Description of the task
Return all lines where the word "处警告或者五百元以下罚款" can be found.
########
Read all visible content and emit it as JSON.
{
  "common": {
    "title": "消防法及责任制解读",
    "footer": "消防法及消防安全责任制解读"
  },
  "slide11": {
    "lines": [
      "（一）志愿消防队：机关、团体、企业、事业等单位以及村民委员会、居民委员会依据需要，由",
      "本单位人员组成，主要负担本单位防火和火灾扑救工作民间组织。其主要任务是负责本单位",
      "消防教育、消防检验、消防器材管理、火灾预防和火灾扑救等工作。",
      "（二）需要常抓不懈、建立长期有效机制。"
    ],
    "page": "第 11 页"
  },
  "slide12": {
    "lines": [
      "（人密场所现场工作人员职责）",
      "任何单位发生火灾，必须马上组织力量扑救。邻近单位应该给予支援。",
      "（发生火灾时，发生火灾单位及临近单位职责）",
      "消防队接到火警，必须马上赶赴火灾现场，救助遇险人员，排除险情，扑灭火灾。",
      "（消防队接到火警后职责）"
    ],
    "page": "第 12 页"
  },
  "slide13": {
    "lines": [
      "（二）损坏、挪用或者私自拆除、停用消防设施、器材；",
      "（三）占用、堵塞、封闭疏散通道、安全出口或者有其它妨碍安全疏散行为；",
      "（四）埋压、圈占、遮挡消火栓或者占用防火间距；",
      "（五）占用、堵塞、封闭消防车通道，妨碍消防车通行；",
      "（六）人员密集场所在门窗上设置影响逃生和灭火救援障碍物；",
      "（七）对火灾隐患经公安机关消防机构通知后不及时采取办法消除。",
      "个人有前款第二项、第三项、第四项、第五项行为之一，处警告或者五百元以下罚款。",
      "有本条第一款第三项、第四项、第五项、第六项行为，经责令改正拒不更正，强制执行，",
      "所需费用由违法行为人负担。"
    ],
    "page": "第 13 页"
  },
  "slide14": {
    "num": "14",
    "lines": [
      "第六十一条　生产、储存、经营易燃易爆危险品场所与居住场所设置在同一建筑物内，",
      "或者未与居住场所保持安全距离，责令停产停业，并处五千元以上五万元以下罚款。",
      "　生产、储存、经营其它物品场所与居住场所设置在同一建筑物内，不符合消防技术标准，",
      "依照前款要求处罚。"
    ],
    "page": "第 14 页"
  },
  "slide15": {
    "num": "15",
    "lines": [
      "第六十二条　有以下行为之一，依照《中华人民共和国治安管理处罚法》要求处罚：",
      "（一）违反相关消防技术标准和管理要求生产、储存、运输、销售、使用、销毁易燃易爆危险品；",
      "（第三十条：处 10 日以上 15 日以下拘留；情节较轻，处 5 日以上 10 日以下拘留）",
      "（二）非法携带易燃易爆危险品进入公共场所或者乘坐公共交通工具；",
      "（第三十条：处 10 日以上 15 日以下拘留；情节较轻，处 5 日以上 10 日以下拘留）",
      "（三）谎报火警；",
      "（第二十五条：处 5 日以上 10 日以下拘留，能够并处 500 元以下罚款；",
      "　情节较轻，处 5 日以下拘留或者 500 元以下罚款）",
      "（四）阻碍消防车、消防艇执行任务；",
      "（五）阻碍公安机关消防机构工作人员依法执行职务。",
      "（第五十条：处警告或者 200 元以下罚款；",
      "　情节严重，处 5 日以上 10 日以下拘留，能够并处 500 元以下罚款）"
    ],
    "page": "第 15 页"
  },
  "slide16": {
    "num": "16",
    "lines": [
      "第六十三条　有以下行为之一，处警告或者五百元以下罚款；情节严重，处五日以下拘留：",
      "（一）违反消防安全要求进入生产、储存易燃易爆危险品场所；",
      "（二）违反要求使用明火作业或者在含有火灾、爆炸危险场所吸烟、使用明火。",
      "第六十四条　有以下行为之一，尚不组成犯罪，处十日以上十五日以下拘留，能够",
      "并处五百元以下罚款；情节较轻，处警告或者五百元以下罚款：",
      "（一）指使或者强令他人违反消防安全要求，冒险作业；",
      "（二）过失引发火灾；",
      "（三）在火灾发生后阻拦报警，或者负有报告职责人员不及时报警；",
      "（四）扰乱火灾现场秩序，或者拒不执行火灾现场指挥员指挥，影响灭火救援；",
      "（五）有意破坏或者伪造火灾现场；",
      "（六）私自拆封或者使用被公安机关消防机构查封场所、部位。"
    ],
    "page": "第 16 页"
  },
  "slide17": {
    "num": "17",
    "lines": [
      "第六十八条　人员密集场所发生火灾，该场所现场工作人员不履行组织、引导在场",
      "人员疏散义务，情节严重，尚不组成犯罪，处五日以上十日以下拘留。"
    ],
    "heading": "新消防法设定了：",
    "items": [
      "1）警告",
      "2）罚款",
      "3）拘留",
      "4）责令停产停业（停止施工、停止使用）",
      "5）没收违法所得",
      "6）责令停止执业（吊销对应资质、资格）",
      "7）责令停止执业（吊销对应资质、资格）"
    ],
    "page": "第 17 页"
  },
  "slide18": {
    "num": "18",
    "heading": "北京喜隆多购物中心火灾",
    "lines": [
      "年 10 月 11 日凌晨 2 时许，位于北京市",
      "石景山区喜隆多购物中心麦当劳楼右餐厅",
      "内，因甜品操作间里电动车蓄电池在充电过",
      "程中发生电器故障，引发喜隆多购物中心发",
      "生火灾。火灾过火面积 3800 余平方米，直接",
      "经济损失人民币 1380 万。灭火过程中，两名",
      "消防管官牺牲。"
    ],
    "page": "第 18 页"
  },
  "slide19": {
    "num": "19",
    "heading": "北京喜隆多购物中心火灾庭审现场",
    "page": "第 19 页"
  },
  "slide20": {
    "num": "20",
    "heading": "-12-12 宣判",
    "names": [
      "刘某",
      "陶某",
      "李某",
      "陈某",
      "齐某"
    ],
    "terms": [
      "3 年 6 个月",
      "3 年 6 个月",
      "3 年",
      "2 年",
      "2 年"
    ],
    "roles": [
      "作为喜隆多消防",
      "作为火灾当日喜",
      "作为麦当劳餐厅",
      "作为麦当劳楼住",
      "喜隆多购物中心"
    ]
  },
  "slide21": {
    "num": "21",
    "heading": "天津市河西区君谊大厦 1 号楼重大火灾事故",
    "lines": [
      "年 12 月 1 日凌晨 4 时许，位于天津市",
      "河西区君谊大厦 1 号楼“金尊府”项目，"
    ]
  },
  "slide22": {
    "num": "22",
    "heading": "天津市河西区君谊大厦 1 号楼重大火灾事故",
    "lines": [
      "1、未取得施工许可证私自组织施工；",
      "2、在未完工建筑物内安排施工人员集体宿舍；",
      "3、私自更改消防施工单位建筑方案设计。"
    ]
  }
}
########
Complete answer
      "个人有前款第二项、第三项、第四项、第五项行为之一，处警告或者五百元以下罚款。",
      "第六十三条　有以下行为之一，处警告或者五百元以下罚款；情节严重，处五日以下拘留：",
      "并处五百元以下罚款；情节较轻，处警告或者五百元以下罚款：",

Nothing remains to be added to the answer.